_Stated goal_
Using the listing below, report all lines holding the word "image".

(Items from a data source)
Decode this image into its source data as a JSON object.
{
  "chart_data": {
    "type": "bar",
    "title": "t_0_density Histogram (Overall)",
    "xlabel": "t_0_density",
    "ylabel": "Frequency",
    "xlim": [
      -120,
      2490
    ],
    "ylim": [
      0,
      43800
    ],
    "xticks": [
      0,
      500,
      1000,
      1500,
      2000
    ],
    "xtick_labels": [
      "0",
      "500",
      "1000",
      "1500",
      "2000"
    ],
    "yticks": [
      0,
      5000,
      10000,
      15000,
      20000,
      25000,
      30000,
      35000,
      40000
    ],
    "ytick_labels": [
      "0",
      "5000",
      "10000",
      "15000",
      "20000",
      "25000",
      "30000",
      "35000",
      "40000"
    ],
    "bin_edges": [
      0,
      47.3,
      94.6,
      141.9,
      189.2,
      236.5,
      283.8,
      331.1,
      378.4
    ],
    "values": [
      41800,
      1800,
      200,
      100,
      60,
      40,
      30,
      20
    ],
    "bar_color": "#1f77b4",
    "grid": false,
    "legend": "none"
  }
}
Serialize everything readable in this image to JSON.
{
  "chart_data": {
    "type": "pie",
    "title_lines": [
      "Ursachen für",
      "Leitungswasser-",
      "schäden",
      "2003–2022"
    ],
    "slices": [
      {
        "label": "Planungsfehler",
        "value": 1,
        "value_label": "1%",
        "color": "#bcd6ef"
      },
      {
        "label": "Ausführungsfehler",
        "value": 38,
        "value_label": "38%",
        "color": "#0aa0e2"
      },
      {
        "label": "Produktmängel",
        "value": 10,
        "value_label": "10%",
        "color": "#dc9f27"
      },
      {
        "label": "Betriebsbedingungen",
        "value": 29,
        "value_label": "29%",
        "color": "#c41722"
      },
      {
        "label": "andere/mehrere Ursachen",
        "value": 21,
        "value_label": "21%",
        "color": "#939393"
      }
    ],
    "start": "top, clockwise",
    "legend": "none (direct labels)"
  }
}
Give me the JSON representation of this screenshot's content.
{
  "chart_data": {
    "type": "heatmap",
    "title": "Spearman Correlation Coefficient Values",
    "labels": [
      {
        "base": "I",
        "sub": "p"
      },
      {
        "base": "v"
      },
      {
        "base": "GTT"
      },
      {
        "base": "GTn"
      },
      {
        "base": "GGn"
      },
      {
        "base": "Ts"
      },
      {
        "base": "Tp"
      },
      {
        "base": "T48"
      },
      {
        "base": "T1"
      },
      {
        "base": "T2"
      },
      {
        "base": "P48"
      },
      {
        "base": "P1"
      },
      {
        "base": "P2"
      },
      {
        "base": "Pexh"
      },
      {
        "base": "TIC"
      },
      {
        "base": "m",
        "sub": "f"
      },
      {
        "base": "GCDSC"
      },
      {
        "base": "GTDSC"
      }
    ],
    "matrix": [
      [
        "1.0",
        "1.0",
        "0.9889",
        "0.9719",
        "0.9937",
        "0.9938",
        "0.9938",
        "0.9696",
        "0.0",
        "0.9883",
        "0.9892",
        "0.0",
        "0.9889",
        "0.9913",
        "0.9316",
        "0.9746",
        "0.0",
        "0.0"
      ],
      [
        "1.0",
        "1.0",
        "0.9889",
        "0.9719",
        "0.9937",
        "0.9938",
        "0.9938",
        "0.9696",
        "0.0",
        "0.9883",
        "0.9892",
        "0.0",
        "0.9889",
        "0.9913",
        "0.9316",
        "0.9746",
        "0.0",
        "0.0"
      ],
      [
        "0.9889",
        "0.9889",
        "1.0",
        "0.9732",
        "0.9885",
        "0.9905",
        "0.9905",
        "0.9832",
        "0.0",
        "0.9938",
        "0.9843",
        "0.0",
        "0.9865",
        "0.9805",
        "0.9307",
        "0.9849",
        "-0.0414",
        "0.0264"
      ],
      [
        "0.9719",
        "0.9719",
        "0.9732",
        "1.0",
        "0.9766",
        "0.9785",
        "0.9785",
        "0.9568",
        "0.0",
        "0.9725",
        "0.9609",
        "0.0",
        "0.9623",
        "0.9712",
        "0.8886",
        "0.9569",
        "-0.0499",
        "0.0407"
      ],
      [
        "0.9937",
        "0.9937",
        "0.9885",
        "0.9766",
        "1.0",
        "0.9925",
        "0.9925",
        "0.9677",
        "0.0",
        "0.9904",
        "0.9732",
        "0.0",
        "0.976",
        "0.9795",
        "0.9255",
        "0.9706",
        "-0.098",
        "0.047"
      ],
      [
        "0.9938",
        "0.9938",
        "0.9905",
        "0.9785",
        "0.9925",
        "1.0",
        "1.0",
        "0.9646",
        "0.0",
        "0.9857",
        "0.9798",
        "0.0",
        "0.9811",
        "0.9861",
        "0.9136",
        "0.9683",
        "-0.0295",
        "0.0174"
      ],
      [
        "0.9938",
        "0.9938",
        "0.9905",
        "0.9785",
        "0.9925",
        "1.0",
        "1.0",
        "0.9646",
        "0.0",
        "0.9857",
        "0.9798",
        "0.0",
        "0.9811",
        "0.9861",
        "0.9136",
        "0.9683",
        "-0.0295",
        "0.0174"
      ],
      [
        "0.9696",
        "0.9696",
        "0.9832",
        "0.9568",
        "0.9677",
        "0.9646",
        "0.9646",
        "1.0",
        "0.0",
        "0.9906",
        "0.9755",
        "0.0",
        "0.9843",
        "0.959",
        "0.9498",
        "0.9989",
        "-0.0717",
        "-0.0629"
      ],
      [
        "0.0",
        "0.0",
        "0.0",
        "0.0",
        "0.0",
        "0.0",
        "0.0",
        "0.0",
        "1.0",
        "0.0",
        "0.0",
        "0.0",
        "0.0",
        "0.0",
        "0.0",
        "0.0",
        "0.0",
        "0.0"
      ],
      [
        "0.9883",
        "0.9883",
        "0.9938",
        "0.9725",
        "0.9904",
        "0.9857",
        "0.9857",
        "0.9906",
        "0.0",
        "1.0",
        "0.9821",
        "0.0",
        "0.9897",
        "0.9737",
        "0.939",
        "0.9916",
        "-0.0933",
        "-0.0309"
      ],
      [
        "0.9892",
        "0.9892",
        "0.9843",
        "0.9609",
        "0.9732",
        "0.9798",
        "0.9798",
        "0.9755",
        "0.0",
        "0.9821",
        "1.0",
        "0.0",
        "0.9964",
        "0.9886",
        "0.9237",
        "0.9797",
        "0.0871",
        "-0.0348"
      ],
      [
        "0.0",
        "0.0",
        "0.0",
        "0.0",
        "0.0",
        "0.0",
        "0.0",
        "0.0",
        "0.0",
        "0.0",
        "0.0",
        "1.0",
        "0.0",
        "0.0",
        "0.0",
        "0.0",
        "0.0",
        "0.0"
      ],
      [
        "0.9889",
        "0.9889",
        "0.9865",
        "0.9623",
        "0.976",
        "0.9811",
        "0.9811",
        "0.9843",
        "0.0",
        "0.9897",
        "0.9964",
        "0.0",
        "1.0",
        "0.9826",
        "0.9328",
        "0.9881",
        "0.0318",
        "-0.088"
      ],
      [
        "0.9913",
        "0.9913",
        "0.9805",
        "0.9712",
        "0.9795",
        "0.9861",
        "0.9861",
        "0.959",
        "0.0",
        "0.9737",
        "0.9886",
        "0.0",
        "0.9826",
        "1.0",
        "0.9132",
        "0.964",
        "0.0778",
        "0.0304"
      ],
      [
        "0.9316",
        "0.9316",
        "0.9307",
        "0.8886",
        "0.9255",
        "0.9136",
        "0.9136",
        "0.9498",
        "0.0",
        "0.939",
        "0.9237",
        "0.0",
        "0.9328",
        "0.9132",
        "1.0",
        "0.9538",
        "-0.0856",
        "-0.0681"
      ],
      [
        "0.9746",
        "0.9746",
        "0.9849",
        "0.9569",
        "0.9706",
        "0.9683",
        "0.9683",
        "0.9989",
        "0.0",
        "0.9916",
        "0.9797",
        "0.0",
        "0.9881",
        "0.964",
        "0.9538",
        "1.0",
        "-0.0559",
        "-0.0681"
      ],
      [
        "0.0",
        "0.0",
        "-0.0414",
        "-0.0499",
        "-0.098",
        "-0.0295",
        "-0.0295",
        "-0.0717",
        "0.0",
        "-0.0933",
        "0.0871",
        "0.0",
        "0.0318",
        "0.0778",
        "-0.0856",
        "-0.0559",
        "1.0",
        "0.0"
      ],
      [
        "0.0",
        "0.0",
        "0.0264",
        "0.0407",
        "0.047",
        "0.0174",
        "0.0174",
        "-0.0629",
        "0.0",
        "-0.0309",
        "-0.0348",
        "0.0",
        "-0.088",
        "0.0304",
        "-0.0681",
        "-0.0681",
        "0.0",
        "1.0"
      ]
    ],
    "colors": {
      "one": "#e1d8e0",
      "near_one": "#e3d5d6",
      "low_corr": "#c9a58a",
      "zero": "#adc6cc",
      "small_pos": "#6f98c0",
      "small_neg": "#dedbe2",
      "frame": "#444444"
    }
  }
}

_Answer to this task_
Decode this image into its source data as a JSON object.
Serialize everything readable in this image to JSON.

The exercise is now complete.